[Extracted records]
-----
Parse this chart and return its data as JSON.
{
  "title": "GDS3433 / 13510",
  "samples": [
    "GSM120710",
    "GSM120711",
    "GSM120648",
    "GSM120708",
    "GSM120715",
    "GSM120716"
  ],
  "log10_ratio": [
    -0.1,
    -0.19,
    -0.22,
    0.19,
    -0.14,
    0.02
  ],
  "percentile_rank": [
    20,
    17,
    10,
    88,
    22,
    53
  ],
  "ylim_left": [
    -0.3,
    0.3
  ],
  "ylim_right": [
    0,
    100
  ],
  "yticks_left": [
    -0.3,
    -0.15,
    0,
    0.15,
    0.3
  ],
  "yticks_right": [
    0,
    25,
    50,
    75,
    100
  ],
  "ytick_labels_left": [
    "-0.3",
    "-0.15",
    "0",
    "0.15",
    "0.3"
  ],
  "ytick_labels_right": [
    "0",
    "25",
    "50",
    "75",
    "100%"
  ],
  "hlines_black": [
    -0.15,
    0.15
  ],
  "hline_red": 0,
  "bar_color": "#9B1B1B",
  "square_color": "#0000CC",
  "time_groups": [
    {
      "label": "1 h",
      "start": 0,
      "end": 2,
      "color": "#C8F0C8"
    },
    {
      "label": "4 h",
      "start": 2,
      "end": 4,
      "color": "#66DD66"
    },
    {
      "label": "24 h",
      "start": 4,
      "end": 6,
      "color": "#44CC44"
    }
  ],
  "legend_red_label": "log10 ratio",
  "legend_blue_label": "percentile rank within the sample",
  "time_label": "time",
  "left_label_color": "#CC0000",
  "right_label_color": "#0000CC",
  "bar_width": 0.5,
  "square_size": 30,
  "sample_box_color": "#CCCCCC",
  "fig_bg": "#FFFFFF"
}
-----
◆ TASK OBJECTIVE:
Every record should be given again exactly.

◆ COMPLETE RESPONSE:
Parse this chart and return its data as JSON.
{
  "title": "GDS3433 / 13510",
  "samples": [
    "GSM120710",
    "GSM120711",
    "GSM120648",
    "GSM120708",
    "GSM120715",
    "GSM120716"
  ],
  "log10_ratio": [
    -0.1,
    -0.19,
    -0.22,
    0.19,
    -0.14,
    0.02
  ],
  "percentile_rank": [
    20,
    17,
    10,
    88,
    22,
    53
  ],
  "ylim_left": [
    -0.3,
    0.3
  ],
  "ylim_right": [
    0,
    100
  ],
  "yticks_left": [
    -0.3,
    -0.15,
    0,
    0.15,
    0.3
  ],
  "yticks_right": [
    0,
    25,
    50,
    75,
    100
  ],
  "ytick_labels_left": [
    "-0.3",
    "-0.15",
    "0",
    "0.15",
    "0.3"
  ],
  "ytick_labels_right": [
    "0",
    "25",
    "50",
    "75",
    "100%"
  ],
  "hlines_black": [
    -0.15,
    0.15
  ],
  "hline_red": 0,
  "bar_color": "#9B1B1B",
  "square_color": "#0000CC",
  "time_groups": [
    {
      "label": "1 h",
      "start": 0,
      "end": 2,
      "color": "#C8F0C8"
    },
    {
      "label": "4 h",
      "start": 2,
      "end": 4,
      "color": "#66DD66"
    },
    {
      "label": "24 h",
      "start": 4,
      "end": 6,
      "color": "#44CC44"
    }
  ],
  "legend_red_label": "log10 ratio",
  "legend_blue_label": "percentile rank within the sample",
  "time_label": "time",
  "left_label_color": "#CC0000",
  "right_label_color": "#0000CC",
  "bar_width": 0.5,
  "square_size": 30,
  "sample_box_color": "#CCCCCC",
  "fig_bg": "#FFFFFF"
}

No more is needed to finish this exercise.